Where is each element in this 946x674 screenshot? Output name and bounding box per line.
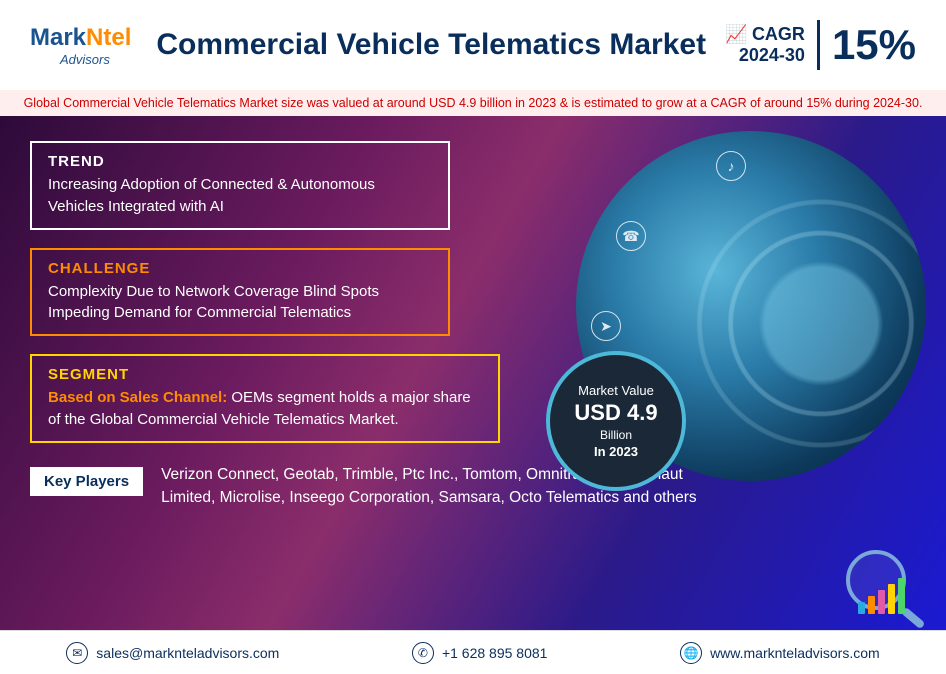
header: MarkNtel Advisors Commercial Vehicle Tel…: [0, 0, 946, 90]
chart-bar: [878, 590, 885, 614]
logo-part1: Mark: [30, 24, 86, 51]
segment-box: SEGMENT Based on Sales Channel: OEMs seg…: [30, 354, 500, 443]
mv-year: In 2023: [594, 444, 638, 459]
email-text: sales@marknteladvisors.com: [96, 645, 279, 661]
nav-icon: ➤: [591, 311, 621, 341]
email-icon: ✉: [66, 642, 88, 664]
trend-text: Increasing Adoption of Connected & Auton…: [48, 174, 432, 218]
cagr-row: 📈 CAGR: [725, 24, 805, 45]
challenge-label: CHALLENGE: [48, 260, 432, 277]
phone-text: +1 628 895 8081: [442, 645, 548, 661]
segment-text: Based on Sales Channel: OEMs segment hol…: [48, 387, 482, 431]
footer-email: ✉ sales@marknteladvisors.com: [66, 642, 279, 664]
phone-icon: ☎: [616, 221, 646, 251]
mv-unit: Billion: [600, 428, 632, 442]
footer: ✉ sales@marknteladvisors.com ✆ +1 628 89…: [0, 630, 946, 674]
page-title: Commercial Vehicle Telematics Market: [156, 28, 706, 62]
chart-bars: [858, 578, 905, 614]
globe-icon: 🌐: [680, 642, 702, 664]
key-players-label: Key Players: [30, 467, 143, 496]
chart-bar: [898, 578, 905, 614]
segment-label: SEGMENT: [48, 366, 482, 383]
challenge-box: CHALLENGE Complexity Due to Network Cove…: [30, 248, 450, 337]
chart-bar: [858, 602, 865, 614]
segment-lead: Based on Sales Channel:: [48, 389, 227, 406]
magnify-chart-icon: [846, 550, 924, 628]
web-text: www.marknteladvisors.com: [710, 645, 880, 661]
challenge-text: Complexity Due to Network Coverage Blind…: [48, 281, 432, 325]
cagr-years: 2024-30: [739, 45, 805, 66]
logo-main: MarkNtel: [30, 24, 131, 52]
cagr-value: 15%: [832, 21, 916, 69]
trend-box: TREND Increasing Adoption of Connected &…: [30, 141, 450, 230]
divider: [817, 20, 820, 70]
chart-bar: [888, 584, 895, 614]
footer-web: 🌐 www.marknteladvisors.com: [680, 642, 880, 664]
phone-icon: ✆: [412, 642, 434, 664]
logo-part2: Ntel: [86, 24, 131, 51]
footer-phone: ✆ +1 628 895 8081: [412, 642, 548, 664]
market-value-badge: Market Value USD 4.9 Billion In 2023: [546, 351, 686, 491]
mv-value: USD 4.9: [574, 400, 657, 426]
mv-label: Market Value: [578, 383, 654, 398]
subtitle-bar: Global Commercial Vehicle Telematics Mar…: [0, 90, 946, 116]
cagr-label: CAGR: [752, 24, 805, 44]
chart-bar: [868, 596, 875, 614]
trend-label: TREND: [48, 153, 432, 170]
trend-up-icon: 📈: [725, 24, 747, 44]
logo-sub: Advisors: [60, 52, 131, 67]
main-area: TREND Increasing Adoption of Connected &…: [0, 116, 946, 646]
music-icon: ♪: [716, 151, 746, 181]
cagr-left: 📈 CAGR 2024-30: [725, 24, 805, 66]
logo: MarkNtel Advisors: [30, 24, 131, 67]
cagr-block: 📈 CAGR 2024-30 15%: [725, 20, 916, 70]
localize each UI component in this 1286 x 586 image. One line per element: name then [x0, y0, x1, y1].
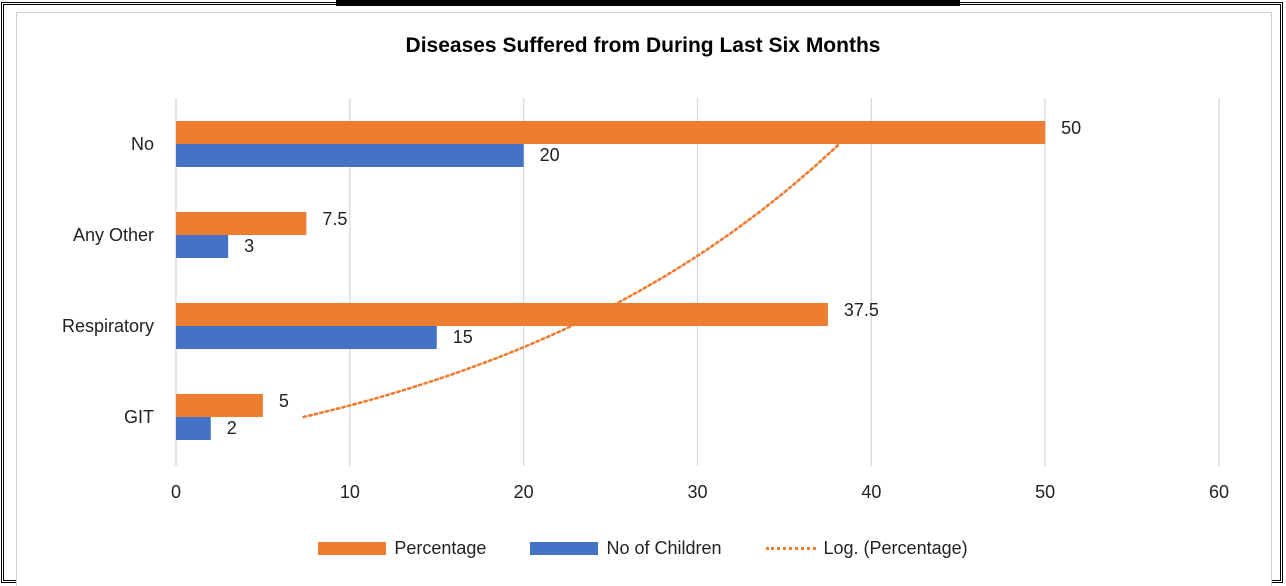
legend-label-log-percentage: Log. (Percentage) [823, 538, 968, 558]
bar-no-of-children-git [176, 417, 211, 440]
x-tick-label-50: 50 [1035, 482, 1055, 502]
legend: Percentage No of Children Log. (Percenta… [0, 538, 1286, 559]
bar-percentage-respiratory [176, 303, 828, 326]
data-label-percentage-no: 50 [1061, 118, 1081, 138]
x-tick-label-20: 20 [514, 482, 534, 502]
top-bar [336, 0, 960, 6]
bar-percentage-no [176, 121, 1046, 144]
legend-swatch-no-of-children [530, 542, 599, 555]
trendline-log-percentage [302, 142, 841, 419]
bar-no-of-children-respiratory [176, 326, 437, 349]
bar-no-of-children-any-other [176, 235, 229, 258]
legend-item-log-percentage[interactable]: Log. (Percentage) [765, 538, 968, 559]
category-label-any-other: Any Other [73, 225, 154, 245]
legend-label-percentage: Percentage [394, 538, 487, 558]
legend-item-percentage[interactable]: Percentage [318, 538, 486, 559]
chart-title: Diseases Suffered from During Last Six M… [405, 34, 881, 57]
data-label-percentage-git: 5 [279, 391, 289, 411]
data-label-percentage-respiratory: 37.5 [844, 300, 879, 320]
data-label-no-of-children-git: 2 [227, 418, 237, 438]
x-tick-label-0: 0 [171, 482, 181, 502]
data-label-no-of-children-any-other: 3 [244, 236, 254, 256]
category-label-respiratory: Respiratory [62, 316, 154, 336]
legend-swatch-log-percentage [765, 547, 816, 550]
legend-label-no-of-children: No of Children [606, 538, 722, 558]
bar-no-of-children-no [176, 144, 524, 167]
x-tick-label-40: 40 [861, 482, 881, 502]
bar-percentage-any-other [176, 212, 307, 235]
chart-area [16, 12, 1272, 586]
x-tick-label-30: 30 [687, 482, 707, 502]
legend-swatch-percentage [318, 542, 387, 555]
data-label-percentage-any-other: 7.5 [322, 209, 347, 229]
category-label-git: GIT [124, 407, 154, 427]
data-label-no-of-children-respiratory: 15 [453, 327, 473, 347]
x-tick-label-10: 10 [340, 482, 360, 502]
category-label-no: No [131, 134, 154, 154]
legend-item-no-of-children[interactable]: No of Children [530, 538, 722, 559]
data-label-no-of-children-no: 20 [540, 145, 560, 165]
x-tick-label-60: 60 [1209, 482, 1229, 502]
bar-percentage-git [176, 394, 263, 417]
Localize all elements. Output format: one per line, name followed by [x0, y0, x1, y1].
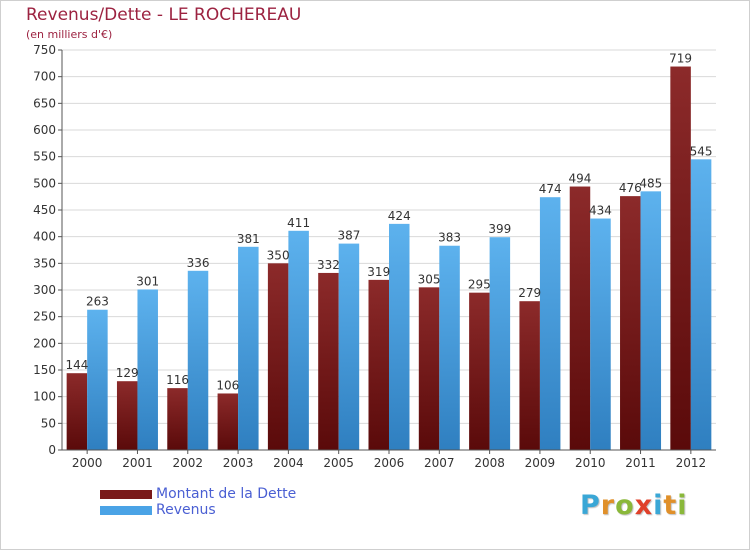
logo-letter: P: [580, 490, 601, 521]
logo-letter: t: [663, 490, 678, 521]
x-tick-label: 2005: [323, 456, 354, 470]
legend-label-revenus: Revenus: [156, 502, 216, 518]
bar-revenus: [87, 309, 108, 450]
x-tick-label: 2001: [122, 456, 153, 470]
value-label-dette: 144: [65, 358, 88, 372]
y-tick-label: 150: [33, 363, 56, 377]
bar-revenus: [439, 245, 460, 450]
value-label-dette: 332: [317, 258, 340, 272]
x-tick-label: 2002: [172, 456, 203, 470]
chart-subtitle: (en milliers d'€): [26, 28, 113, 41]
x-tick-label: 2000: [72, 456, 103, 470]
bar-dette: [418, 287, 440, 450]
value-label-dette: 305: [418, 272, 441, 286]
bar-revenus: [238, 246, 259, 450]
bar-revenus: [690, 159, 712, 451]
bar-dette: [267, 263, 289, 450]
bar-dette: [66, 373, 88, 450]
bar-dette: [670, 66, 691, 451]
x-tick-label: 2009: [525, 456, 556, 470]
x-tick-label: 2011: [625, 456, 656, 470]
value-label-revenus: 383: [438, 231, 461, 245]
x-tick-label: 2004: [273, 456, 304, 470]
value-label-revenus: 336: [187, 256, 210, 270]
axes: 0 50 100 150 200 250 300 350 400 450 500 550 600 650 7…: [33, 43, 716, 470]
bar-dette: [569, 186, 591, 451]
y-tick-label: 300: [33, 283, 56, 297]
value-label-revenus: 399: [488, 222, 511, 236]
x-tick-label: 2010: [575, 456, 606, 470]
y-tick-label: 400: [33, 230, 56, 244]
value-label-revenus: 545: [690, 144, 713, 158]
y-tick-label: 250: [33, 310, 56, 324]
value-label-dette: 116: [166, 373, 189, 387]
y-tick-label: 450: [33, 203, 56, 217]
bar-dette: [469, 292, 490, 450]
bar-revenus: [539, 197, 561, 450]
value-label-dette: 129: [116, 366, 139, 380]
y-tick-label: 500: [33, 176, 56, 190]
bars: [66, 66, 712, 451]
chart-title: Revenus/Dette - LE ROCHEREAU: [26, 5, 302, 25]
logo-letter: x: [634, 490, 654, 521]
y-tick-label: 350: [33, 256, 56, 270]
bar-revenus: [187, 270, 209, 450]
value-label-revenus: 301: [136, 274, 159, 288]
y-tick-label: 750: [33, 43, 56, 57]
value-label-dette: 494: [569, 172, 592, 186]
x-tick-label: 2003: [223, 456, 254, 470]
y-tick-label: 200: [33, 336, 56, 350]
y-tick-label: 600: [33, 123, 56, 137]
legend-swatch-dette: [100, 490, 152, 499]
value-label-revenus: 411: [287, 216, 310, 230]
value-label-revenus: 424: [388, 209, 411, 223]
bar-dette: [318, 272, 339, 450]
x-tick-label: 2006: [374, 456, 405, 470]
y-tick-label: 100: [33, 390, 56, 404]
logo-letter: r: [600, 490, 616, 521]
bar-revenus: [338, 243, 360, 450]
y-tick-label: 50: [41, 416, 56, 430]
value-label-revenus: 387: [337, 229, 360, 243]
bar-revenus: [640, 191, 662, 451]
legend-label-dette: Montant de la Dette: [156, 486, 297, 502]
bar-revenus: [137, 289, 158, 450]
value-label-revenus: 434: [589, 204, 612, 218]
proxiti-logo: Proxiti: [580, 490, 688, 521]
value-label-dette: 319: [367, 265, 390, 279]
logo-letter: i: [653, 490, 664, 521]
bar-dette: [217, 393, 239, 450]
value-labels: 144 263 129 301 116 336 106 381 350 411 332 387 319 4…: [65, 52, 712, 393]
value-label-dette: 279: [518, 286, 541, 300]
x-tick-label: 2008: [474, 456, 505, 470]
x-tick-label: 2007: [424, 456, 455, 470]
logo-letter: i: [677, 490, 688, 521]
y-tick-label: 650: [33, 96, 56, 110]
y-tick-label: 550: [33, 150, 56, 164]
bar-dette: [519, 301, 540, 450]
value-label-revenus: 485: [639, 176, 662, 190]
logo-letter: o: [615, 490, 635, 521]
bar-revenus: [389, 223, 410, 450]
value-label-revenus: 381: [237, 232, 260, 246]
value-label-dette: 106: [216, 378, 239, 392]
value-label-dette: 350: [267, 248, 290, 262]
x-tick-label: 2012: [676, 456, 707, 470]
value-label-dette: 295: [468, 278, 491, 292]
bar-dette: [368, 279, 389, 450]
value-label-dette: 476: [619, 181, 642, 195]
y-tick-label: 0: [48, 443, 56, 457]
bar-dette: [620, 196, 641, 450]
value-label-dette: 719: [669, 52, 692, 66]
y-tick-label: 700: [33, 70, 56, 84]
bar-revenus: [590, 218, 611, 450]
legend-swatch-revenus: [100, 506, 152, 515]
value-label-revenus: 263: [86, 295, 109, 309]
bar-revenus: [489, 237, 511, 450]
bar-revenus: [288, 230, 309, 450]
bar-dette: [167, 388, 188, 450]
bar-dette: [116, 381, 138, 450]
value-label-revenus: 474: [539, 182, 562, 196]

* **Exercise directions**
Copy, word for word, the part of the items that opens with the line containing "legend-label-log-percentage: Log. (Percentage)" and closes with the line containing "category-label-any-other: Any Other", keeping both of those lines.

* **Response**
legend-label-log-percentage: Log. (Percentage) [823, 538, 968, 558]
bar-no-of-children-git [176, 417, 211, 440]
x-tick-label-50: 50 [1035, 482, 1055, 502]
legend: Percentage No of Children Log. (Percenta… [0, 538, 1286, 559]
bar-percentage-respiratory [176, 303, 828, 326]
data-label-percentage-no: 50 [1061, 118, 1081, 138]
x-tick-label-20: 20 [514, 482, 534, 502]
top-bar [336, 0, 960, 6]
bar-percentage-no [176, 121, 1046, 144]
legend-swatch-no-of-children [530, 542, 599, 555]
trendline-log-percentage [302, 142, 841, 419]
bar-no-of-children-respiratory [176, 326, 437, 349]
bar-no-of-children-any-other [176, 235, 229, 258]
legend-item-log-percentage[interactable]: Log. (Percentage) [765, 538, 968, 559]
category-label-any-other: Any Other [73, 225, 154, 245]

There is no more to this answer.